> [Objective]:
Every entry that follows needs to be repeated exactly.

— BEGIN —

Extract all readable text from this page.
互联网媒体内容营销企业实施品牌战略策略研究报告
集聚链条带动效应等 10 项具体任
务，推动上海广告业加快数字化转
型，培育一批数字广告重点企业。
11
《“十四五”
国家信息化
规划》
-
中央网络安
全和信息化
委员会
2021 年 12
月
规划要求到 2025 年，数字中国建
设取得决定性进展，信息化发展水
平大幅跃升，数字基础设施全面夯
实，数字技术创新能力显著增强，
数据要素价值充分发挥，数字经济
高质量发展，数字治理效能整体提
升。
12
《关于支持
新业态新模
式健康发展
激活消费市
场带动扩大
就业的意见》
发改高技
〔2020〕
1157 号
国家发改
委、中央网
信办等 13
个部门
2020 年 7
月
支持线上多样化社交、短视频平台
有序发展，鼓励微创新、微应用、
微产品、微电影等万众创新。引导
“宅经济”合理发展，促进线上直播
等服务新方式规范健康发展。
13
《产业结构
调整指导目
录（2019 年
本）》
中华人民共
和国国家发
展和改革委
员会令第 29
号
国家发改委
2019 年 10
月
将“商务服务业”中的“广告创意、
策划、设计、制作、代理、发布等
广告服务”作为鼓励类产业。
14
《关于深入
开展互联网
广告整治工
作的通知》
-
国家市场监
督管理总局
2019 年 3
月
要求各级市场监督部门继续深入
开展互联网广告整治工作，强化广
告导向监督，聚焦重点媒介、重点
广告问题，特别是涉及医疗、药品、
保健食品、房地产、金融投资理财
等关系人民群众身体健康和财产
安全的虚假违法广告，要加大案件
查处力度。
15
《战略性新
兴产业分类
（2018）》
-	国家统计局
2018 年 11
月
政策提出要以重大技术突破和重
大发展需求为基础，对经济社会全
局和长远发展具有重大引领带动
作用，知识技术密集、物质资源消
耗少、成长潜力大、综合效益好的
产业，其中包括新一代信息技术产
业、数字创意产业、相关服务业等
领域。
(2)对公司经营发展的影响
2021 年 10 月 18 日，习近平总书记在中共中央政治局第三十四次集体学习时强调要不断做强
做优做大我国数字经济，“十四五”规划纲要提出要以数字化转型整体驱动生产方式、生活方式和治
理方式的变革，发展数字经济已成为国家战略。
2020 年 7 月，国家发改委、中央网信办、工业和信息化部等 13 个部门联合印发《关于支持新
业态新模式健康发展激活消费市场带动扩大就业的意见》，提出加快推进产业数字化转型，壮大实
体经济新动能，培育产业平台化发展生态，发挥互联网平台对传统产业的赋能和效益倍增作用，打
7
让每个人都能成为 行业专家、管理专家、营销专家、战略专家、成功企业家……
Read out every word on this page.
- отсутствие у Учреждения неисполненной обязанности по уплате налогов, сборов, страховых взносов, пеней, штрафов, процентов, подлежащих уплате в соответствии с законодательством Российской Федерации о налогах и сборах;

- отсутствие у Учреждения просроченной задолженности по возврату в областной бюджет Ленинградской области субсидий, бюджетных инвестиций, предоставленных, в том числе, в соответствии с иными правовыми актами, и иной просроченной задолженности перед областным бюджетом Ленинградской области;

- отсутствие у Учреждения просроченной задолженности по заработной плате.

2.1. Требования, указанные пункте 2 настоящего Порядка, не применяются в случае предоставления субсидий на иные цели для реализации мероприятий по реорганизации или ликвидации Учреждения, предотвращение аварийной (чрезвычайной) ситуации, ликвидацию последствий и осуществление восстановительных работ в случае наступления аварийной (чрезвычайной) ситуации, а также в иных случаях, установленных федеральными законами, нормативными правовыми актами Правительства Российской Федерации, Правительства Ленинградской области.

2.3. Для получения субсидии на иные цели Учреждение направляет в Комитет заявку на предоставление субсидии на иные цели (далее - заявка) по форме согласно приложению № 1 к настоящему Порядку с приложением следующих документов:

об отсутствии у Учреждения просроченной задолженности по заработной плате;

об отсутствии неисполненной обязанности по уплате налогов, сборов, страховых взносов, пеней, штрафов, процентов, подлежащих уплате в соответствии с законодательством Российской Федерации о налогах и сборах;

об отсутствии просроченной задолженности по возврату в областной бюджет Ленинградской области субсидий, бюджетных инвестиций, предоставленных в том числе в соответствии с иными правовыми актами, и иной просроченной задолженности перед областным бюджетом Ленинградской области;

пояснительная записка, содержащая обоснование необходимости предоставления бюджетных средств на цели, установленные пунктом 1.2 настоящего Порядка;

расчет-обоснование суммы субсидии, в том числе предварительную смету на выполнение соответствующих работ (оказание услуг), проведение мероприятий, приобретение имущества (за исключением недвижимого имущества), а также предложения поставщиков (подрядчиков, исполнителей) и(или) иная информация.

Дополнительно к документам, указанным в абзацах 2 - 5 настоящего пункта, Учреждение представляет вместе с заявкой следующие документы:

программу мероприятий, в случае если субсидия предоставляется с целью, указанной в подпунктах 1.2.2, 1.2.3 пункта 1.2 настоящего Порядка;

— END —

> [Task answer]:
Extract all readable text from this page.
互联网媒体内容营销企业实施品牌战略策略研究报告
集聚链条带动效应等 10 项具体任
务，推动上海广告业加快数字化转
型，培育一批数字广告重点企业。
11
《“十四五”
国家信息化
规划》
-
中央网络安
全和信息化
委员会
2021 年 12
月
规划要求到 2025 年，数字中国建
设取得决定性进展，信息化发展水
平大幅跃升，数字基础设施全面夯
实，数字技术创新能力显著增强，
数据要素价值充分发挥，数字经济
高质量发展，数字治理效能整体提
升。
12
《关于支持
新业态新模
式健康发展
激活消费市
场带动扩大
就业的意见》
发改高技
〔2020〕
1157 号
国家发改
委、中央网
信办等 13
个部门
2020 年 7
月
支持线上多样化社交、短视频平台
有序发展，鼓励微创新、微应用、
微产品、微电影等万众创新。引导
“宅经济”合理发展，促进线上直播
等服务新方式规范健康发展。
13
《产业结构
调整指导目
录（2019 年
本）》
中华人民共
和国国家发
展和改革委
员会令第 29
号
国家发改委
2019 年 10
月
将“商务服务业”中的“广告创意、
策划、设计、制作、代理、发布等
广告服务”作为鼓励类产业。
14
《关于深入
开展互联网
广告整治工
作的通知》
-
国家市场监
督管理总局
2019 年 3
月
要求各级市场监督部门继续深入
开展互联网广告整治工作，强化广
告导向监督，聚焦重点媒介、重点
广告问题，特别是涉及医疗、药品、
保健食品、房地产、金融投资理财
等关系人民群众身体健康和财产
安全的虚假违法广告，要加大案件
查处力度。
15
《战略性新
兴产业分类
（2018）》
-	国家统计局
2018 年 11
月
政策提出要以重大技术突破和重
大发展需求为基础，对经济社会全
局和长远发展具有重大引领带动
作用，知识技术密集、物质资源消
耗少、成长潜力大、综合效益好的
产业，其中包括新一代信息技术产
业、数字创意产业、相关服务业等
领域。
(2)对公司经营发展的影响
2021 年 10 月 18 日，习近平总书记在中共中央政治局第三十四次集体学习时强调要不断做强
做优做大我国数字经济，“十四五”规划纲要提出要以数字化转型整体驱动生产方式、生活方式和治
理方式的变革，发展数字经济已成为国家战略。
2020 年 7 月，国家发改委、中央网信办、工业和信息化部等 13 个部门联合印发《关于支持新
业态新模式健康发展激活消费市场带动扩大就业的意见》，提出加快推进产业数字化转型，壮大实
体经济新动能，培育产业平台化发展生态，发挥互联网平台对传统产业的赋能和效益倍增作用，打
7
让每个人都能成为 行业专家、管理专家、营销专家、战略专家、成功企业家……
Read out every word on this page.
- отсутствие у Учреждения неисполненной обязанности по уплате налогов, сборов, страховых взносов, пеней, штрафов, процентов, подлежащих уплате в соответствии с законодательством Российской Федерации о налогах и сборах;

- отсутствие у Учреждения просроченной задолженности по возврату в областной бюджет Ленинградской области субсидий, бюджетных инвестиций, предоставленных, в том числе, в соответствии с иными правовыми актами, и иной просроченной задолженности перед областным бюджетом Ленинградской области;

- отсутствие у Учреждения просроченной задолженности по заработной плате.

2.1. Требования, указанные пункте 2 настоящего Порядка, не применяются в случае предоставления субсидий на иные цели для реализации мероприятий по реорганизации или ликвидации Учреждения, предотвращение аварийной (чрезвычайной) ситуации, ликвидацию последствий и осуществление восстановительных работ в случае наступления аварийной (чрезвычайной) ситуации, а также в иных случаях, установленных федеральными законами, нормативными правовыми актами Правительства Российской Федерации, Правительства Ленинградской области.

2.3. Для получения субсидии на иные цели Учреждение направляет в Комитет заявку на предоставление субсидии на иные цели (далее - заявка) по форме согласно приложению № 1 к настоящему Порядку с приложением следующих документов:

об отсутствии у Учреждения просроченной задолженности по заработной плате;

об отсутствии неисполненной обязанности по уплате налогов, сборов, страховых взносов, пеней, штрафов, процентов, подлежащих уплате в соответствии с законодательством Российской Федерации о налогах и сборах;

об отсутствии просроченной задолженности по возврату в областной бюджет Ленинградской области субсидий, бюджетных инвестиций, предоставленных в том числе в соответствии с иными правовыми актами, и иной просроченной задолженности перед областным бюджетом Ленинградской области;

пояснительная записка, содержащая обоснование необходимости предоставления бюджетных средств на цели, установленные пунктом 1.2 настоящего Порядка;

расчет-обоснование суммы субсидии, в том числе предварительную смету на выполнение соответствующих работ (оказание услуг), проведение мероприятий, приобретение имущества (за исключением недвижимого имущества), а также предложения поставщиков (подрядчиков, исполнителей) и(или) иная информация.

Дополнительно к документам, указанным в абзацах 2 - 5 настоящего пункта, Учреждение представляет вместе с заявкой следующие документы:

программу мероприятий, в случае если субсидия предоставляется с целью, указанной в подпунктах 1.2.2, 1.2.3 пункта 1.2 настоящего Порядка;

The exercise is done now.